|OAKES, AARON - North Carolina State University|
Submitted to: International Journal of Food Science and Technology
Publication Type: Peer Reviewed Journal
Publication Acceptance Date: 1/1/2012
Publication Date: 9/12/2012
Citation: Oakes, A.J., White, B.L., Lamb, M.C., Sobolev, V., Sanders, T.H., Davis, J.P. 2012. Process Development for Spray Drying a Value-Added Extract from Aflatoxin Contaminated Peanut Meal. International Journal of Food Science and Technology. 48:58-66.
Interpretive Summary: Peanut meal is the low value residue resulting from oil extraction of peanuts. It is high in protein but often contains aflatoxin. Studies are underway to separate the protein and protein fragments (peptides) from aflatoxin using various enzymes in association with aflatoxin absorbent clay in aqueous dispersions. This work reports excellent lab-scale results for spray drying of the resulting protein material to produce spray dried protein powders with enhanced antioxidant capacity, increased solubility and aflatoxin levels below 1 ppb. Use of low value materials to develop value added products will expand the markets and economic viability of peanuts and peanut products.

Using the information:
[1] Translate this sentence from the peanut meal summary into Spanish: "It is high in protein but often contains aflatoxin."
[2] Print the passage of the peanut meal summary that starts with "Interpretive Summary: Peanut" and goes on through "and peanut products.", word for word.
The entries after this sentence are separate material, unrelated to the peanut meal summary.

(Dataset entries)
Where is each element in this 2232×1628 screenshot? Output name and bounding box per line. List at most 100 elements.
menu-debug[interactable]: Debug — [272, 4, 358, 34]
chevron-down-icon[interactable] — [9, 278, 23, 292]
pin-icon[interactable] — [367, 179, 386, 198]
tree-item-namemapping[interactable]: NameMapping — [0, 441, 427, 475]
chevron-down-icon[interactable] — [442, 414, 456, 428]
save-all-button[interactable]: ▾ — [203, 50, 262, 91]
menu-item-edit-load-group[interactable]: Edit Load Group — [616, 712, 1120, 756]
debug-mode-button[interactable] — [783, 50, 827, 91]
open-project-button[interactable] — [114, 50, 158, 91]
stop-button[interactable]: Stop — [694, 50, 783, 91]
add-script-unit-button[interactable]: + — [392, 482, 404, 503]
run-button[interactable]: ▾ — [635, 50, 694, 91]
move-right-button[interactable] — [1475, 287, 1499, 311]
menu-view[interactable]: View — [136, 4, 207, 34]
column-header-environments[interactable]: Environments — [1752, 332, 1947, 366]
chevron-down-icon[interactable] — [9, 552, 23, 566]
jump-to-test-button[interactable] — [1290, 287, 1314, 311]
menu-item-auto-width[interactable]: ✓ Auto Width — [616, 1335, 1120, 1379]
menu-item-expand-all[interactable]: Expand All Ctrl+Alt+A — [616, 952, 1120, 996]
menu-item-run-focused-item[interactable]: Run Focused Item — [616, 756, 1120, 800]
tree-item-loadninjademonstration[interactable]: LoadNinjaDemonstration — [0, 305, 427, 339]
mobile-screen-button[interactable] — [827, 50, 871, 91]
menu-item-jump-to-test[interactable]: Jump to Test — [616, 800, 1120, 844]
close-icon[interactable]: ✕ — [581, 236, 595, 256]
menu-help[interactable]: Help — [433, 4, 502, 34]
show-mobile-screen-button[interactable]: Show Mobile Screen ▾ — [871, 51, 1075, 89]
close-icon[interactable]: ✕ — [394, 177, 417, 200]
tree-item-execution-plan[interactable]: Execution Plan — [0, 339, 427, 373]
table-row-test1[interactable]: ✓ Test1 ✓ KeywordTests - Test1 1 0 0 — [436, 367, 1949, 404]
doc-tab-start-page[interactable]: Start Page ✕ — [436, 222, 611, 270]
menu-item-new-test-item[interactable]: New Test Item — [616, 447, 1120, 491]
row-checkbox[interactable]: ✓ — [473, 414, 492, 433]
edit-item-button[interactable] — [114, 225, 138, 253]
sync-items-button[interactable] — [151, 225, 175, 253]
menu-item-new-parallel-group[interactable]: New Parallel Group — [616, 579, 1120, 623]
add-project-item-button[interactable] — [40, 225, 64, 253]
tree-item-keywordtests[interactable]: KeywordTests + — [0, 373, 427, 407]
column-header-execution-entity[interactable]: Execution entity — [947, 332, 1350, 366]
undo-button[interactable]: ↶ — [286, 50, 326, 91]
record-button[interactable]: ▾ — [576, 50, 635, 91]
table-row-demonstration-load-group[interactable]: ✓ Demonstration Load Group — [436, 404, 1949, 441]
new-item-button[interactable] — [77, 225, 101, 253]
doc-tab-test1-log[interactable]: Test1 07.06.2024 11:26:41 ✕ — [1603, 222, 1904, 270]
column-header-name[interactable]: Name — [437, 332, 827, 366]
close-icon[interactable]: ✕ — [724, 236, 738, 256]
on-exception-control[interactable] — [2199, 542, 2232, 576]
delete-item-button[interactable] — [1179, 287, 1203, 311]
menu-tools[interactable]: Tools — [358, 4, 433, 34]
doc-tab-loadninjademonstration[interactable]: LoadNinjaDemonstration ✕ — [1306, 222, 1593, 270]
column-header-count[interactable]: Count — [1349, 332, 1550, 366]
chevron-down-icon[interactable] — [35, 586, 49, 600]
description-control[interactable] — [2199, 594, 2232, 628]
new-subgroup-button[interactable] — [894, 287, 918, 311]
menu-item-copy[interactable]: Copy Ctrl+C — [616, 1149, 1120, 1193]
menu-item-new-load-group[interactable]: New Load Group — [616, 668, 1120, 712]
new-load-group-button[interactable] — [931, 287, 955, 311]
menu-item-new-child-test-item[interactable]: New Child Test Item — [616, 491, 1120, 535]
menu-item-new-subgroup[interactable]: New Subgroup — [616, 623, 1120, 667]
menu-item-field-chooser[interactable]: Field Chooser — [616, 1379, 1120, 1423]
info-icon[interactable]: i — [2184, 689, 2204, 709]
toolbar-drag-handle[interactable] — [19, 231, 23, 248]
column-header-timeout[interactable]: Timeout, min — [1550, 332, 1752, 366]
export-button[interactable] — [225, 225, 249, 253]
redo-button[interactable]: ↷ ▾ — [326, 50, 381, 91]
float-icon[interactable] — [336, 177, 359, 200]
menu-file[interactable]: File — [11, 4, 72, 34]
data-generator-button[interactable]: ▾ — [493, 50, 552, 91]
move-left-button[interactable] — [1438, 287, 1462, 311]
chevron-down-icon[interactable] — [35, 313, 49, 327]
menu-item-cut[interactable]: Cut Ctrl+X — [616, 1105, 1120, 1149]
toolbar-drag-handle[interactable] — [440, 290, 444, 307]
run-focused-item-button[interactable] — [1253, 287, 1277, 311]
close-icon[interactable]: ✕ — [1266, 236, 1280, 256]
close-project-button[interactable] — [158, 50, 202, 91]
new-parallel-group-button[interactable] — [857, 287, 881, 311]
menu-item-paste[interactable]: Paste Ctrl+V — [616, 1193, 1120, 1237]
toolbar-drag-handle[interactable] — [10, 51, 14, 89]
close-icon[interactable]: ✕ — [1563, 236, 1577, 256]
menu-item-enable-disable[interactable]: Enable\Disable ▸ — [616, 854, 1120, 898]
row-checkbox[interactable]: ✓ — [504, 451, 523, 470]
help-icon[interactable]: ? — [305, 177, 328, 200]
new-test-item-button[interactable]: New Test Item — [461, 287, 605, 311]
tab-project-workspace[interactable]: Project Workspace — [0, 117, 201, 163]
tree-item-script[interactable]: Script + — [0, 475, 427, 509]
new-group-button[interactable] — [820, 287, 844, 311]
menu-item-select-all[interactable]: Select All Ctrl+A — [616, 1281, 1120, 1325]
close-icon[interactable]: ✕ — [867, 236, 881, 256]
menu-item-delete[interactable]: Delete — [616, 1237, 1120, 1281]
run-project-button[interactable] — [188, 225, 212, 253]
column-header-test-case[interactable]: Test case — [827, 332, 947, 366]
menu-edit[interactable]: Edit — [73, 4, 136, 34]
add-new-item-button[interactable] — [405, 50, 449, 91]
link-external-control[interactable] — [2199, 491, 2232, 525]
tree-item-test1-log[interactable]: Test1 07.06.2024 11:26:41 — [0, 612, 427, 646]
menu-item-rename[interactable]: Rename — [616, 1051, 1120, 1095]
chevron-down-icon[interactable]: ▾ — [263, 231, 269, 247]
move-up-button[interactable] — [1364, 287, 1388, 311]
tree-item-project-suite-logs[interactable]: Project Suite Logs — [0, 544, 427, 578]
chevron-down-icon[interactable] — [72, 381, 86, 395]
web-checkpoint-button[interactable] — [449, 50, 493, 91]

Answers to this exercise:
[1] Tiene un alto contenido de proteínas, pero a menudo contiene aflatoxina.

[2]
Interpretive Summary: Peanut meal is the low value residue resulting from oil extraction of peanuts. It is high in protein but often contains aflatoxin. Studies are underway to separate the protein and protein fragments (peptides) from aflatoxin using various enzymes in association with aflatoxin absorbent clay in aqueous dispersions. This work reports excellent lab-scale results for spray drying of the resulting protein material to produce spray dried protein powders with enhanced antioxidant capacity, increased solubility and aflatoxin levels below 1 ppb. Use of low value materials to develop value added products will expand the markets and economic viability of peanuts and peanut products.